**Short exercise**
Copy nothing but the text: reproduce each line of the listing exactly and leave the pictures out.

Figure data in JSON
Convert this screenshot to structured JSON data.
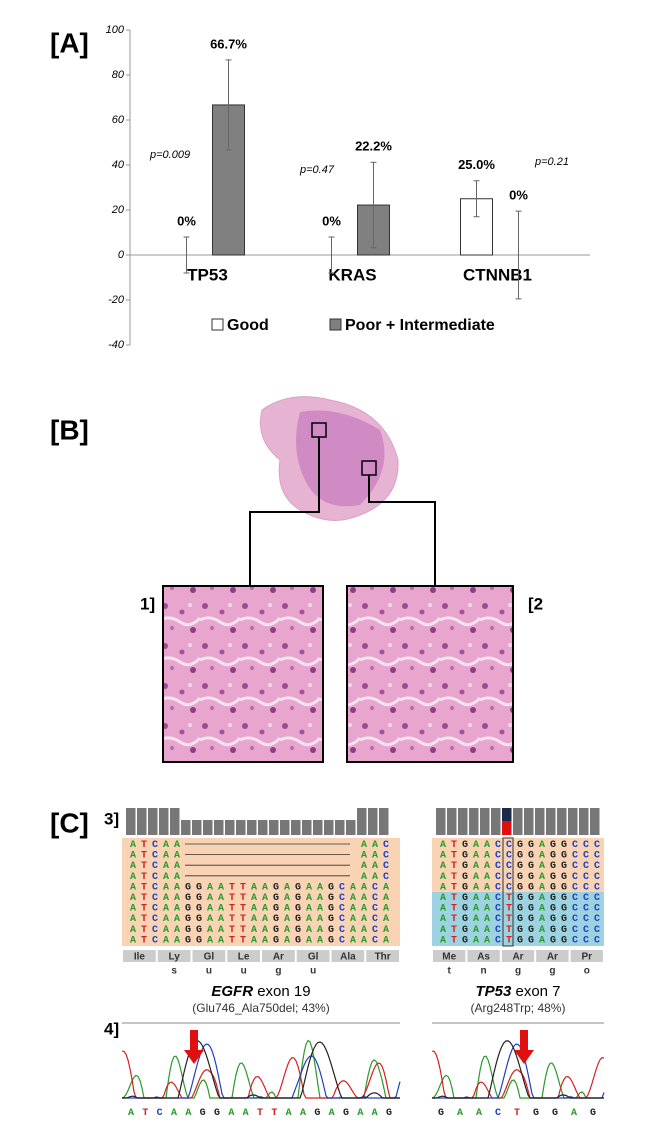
{
  "chart_data": {
    "type": "bar",
    "panel_label": "[A]",
    "categories": [
      "TP53",
      "KRAS",
      "CTNNB1"
    ],
    "series": [
      {
        "name": "Good",
        "color": "#ffffff",
        "values": [
          0,
          0,
          25.0
        ],
        "value_labels": [
          "0%",
          "0%",
          "25.0%"
        ],
        "errors": [
          8,
          8,
          8
        ]
      },
      {
        "name": "Poor + Intermediate",
        "color": "#808080",
        "values": [
          66.7,
          22.2,
          0
        ],
        "value_labels": [
          "66.7%",
          "22.2%",
          "0%"
        ],
        "errors": [
          20,
          19,
          19.5
        ]
      }
    ],
    "annotations": [
      "p=0.009",
      "p=0.47",
      "p=0.21"
    ],
    "ylim": [
      -40,
      100
    ],
    "yticks": [
      -40,
      -20,
      0,
      20,
      40,
      60,
      80,
      100
    ],
    "legend": "bottom"
  },
  "panel_b": {
    "label": "[B]",
    "image_labels": [
      "1]",
      "[2"
    ]
  },
  "panel_c": {
    "label": "[C]",
    "row_labels": [
      "3]",
      "4]"
    ],
    "egfr": {
      "gene": "EGFR",
      "exon": "exon 19",
      "note": "(Glu746_Ala750del; 43%)",
      "deletion_rows": [
        {
          "left": "ATCAA",
          "right": "AAC"
        },
        {
          "left": "ATCAA",
          "right": "AAC"
        },
        {
          "left": "ATCAA",
          "right": "AAC"
        },
        {
          "left": "ATCAA",
          "right": "AAC"
        }
      ],
      "rows": [
        "ATCAAGGAATTAAGAGAAGCAACA",
        "ATCAAGGAATTAAGAGAAGCAACA",
        "ATCAAGGAATTAAGAGAAGCAACA",
        "ATCAAGGAATTAAGAGAAGCAACA",
        "ATCAAGGAATTAAGAGAAGCAACA",
        "ATCAAGGAATTAAGAGAAGCAACA"
      ],
      "amino_acids": [
        [
          "Ile"
        ],
        [
          "Ly",
          "s"
        ],
        [
          "Gl",
          "u"
        ],
        [
          "Le",
          "u"
        ],
        [
          "Ar",
          "g"
        ],
        [
          "Gl",
          "u"
        ],
        [
          "Ala"
        ],
        [
          "Thr"
        ]
      ],
      "trace_sequence": "ATCAAGGAATTAAGAGAAG"
    },
    "tp53": {
      "gene": "TP53",
      "exon": "exon 7",
      "note": "(Arg248Trp; 48%)",
      "rows": [
        "ATGAACCGGAGGCCC",
        "ATGAACCGGAGGCCC",
        "ATGAACCGGAGGCCC",
        "ATGAACCGGAGGCCC",
        "ATGAACCGGAGGCCC",
        "ATGAACTGGAGGCCC",
        "ATGAACTGGAGGCCC",
        "ATGAACTGGAGGCCC",
        "ATGAACTGGAGGCCC",
        "ATGAACTGGAGGCCC"
      ],
      "amino_acids": [
        [
          "Me",
          "t"
        ],
        [
          "As",
          "n"
        ],
        [
          "Ar",
          "g"
        ],
        [
          "Ar",
          "g"
        ],
        [
          "Pr",
          "o"
        ]
      ],
      "trace_sequence": "GAACTGGAG"
    }
  }
}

**Expected answer**
Convert this screenshot to structured JSON data.
{
  "chart_data": {
    "type": "bar",
    "panel_label": "[A]",
    "categories": [
      "TP53",
      "KRAS",
      "CTNNB1"
    ],
    "series": [
      {
        "name": "Good",
        "color": "#ffffff",
        "values": [
          0,
          0,
          25.0
        ],
        "value_labels": [
          "0%",
          "0%",
          "25.0%"
        ],
        "errors": [
          8,
          8,
          8
        ]
      },
      {
        "name": "Poor + Intermediate",
        "color": "#808080",
        "values": [
          66.7,
          22.2,
          0
        ],
        "value_labels": [
          "66.7%",
          "22.2%",
          "0%"
        ],
        "errors": [
          20,
          19,
          19.5
        ]
      }
    ],
    "annotations": [
      "p=0.009",
      "p=0.47",
      "p=0.21"
    ],
    "ylim": [
      -40,
      100
    ],
    "yticks": [
      -40,
      -20,
      0,
      20,
      40,
      60,
      80,
      100
    ],
    "legend": "bottom"
  },
  "panel_b": {
    "label": "[B]",
    "image_labels": [
      "1]",
      "[2"
    ]
  },
  "panel_c": {
    "label": "[C]",
    "row_labels": [
      "3]",
      "4]"
    ],
    "egfr": {
      "gene": "EGFR",
      "exon": "exon 19",
      "note": "(Glu746_Ala750del; 43%)",
      "deletion_rows": [
        {
          "left": "ATCAA",
          "right": "AAC"
        },
        {
          "left": "ATCAA",
          "right": "AAC"
        },
        {
          "left": "ATCAA",
          "right": "AAC"
        },
        {
          "left": "ATCAA",
          "right": "AAC"
        }
      ],
      "rows": [
        "ATCAAGGAATTAAGAGAAGCAACA",
        "ATCAAGGAATTAAGAGAAGCAACA",
        "ATCAAGGAATTAAGAGAAGCAACA",
        "ATCAAGGAATTAAGAGAAGCAACA",
        "ATCAAGGAATTAAGAGAAGCAACA",
        "ATCAAGGAATTAAGAGAAGCAACA"
      ],
      "amino_acids": [
        [
          "Ile"
        ],
        [
          "Ly",
          "s"
        ],
        [
          "Gl",
          "u"
        ],
        [
          "Le",
          "u"
        ],
        [
          "Ar",
          "g"
        ],
        [
          "Gl",
          "u"
        ],
        [
          "Ala"
        ],
        [
          "Thr"
        ]
      ],
      "trace_sequence": "ATCAAGGAATTAAGAGAAG"
    },
    "tp53": {
      "gene": "TP53",
      "exon": "exon 7",
      "note": "(Arg248Trp; 48%)",
      "rows": [
        "ATGAACCGGAGGCCC",
        "ATGAACCGGAGGCCC",
        "ATGAACCGGAGGCCC",
        "ATGAACCGGAGGCCC",
        "ATGAACCGGAGGCCC",
        "ATGAACTGGAGGCCC",
        "ATGAACTGGAGGCCC",
        "ATGAACTGGAGGCCC",
        "ATGAACTGGAGGCCC",
        "ATGAACTGGAGGCCC"
      ],
      "amino_acids": [
        [
          "Me",
          "t"
        ],
        [
          "As",
          "n"
        ],
        [
          "Ar",
          "g"
        ],
        [
          "Ar",
          "g"
        ],
        [
          "Pr",
          "o"
        ]
      ],
      "trace_sequence": "GAACTGGAG"
    }
  }
}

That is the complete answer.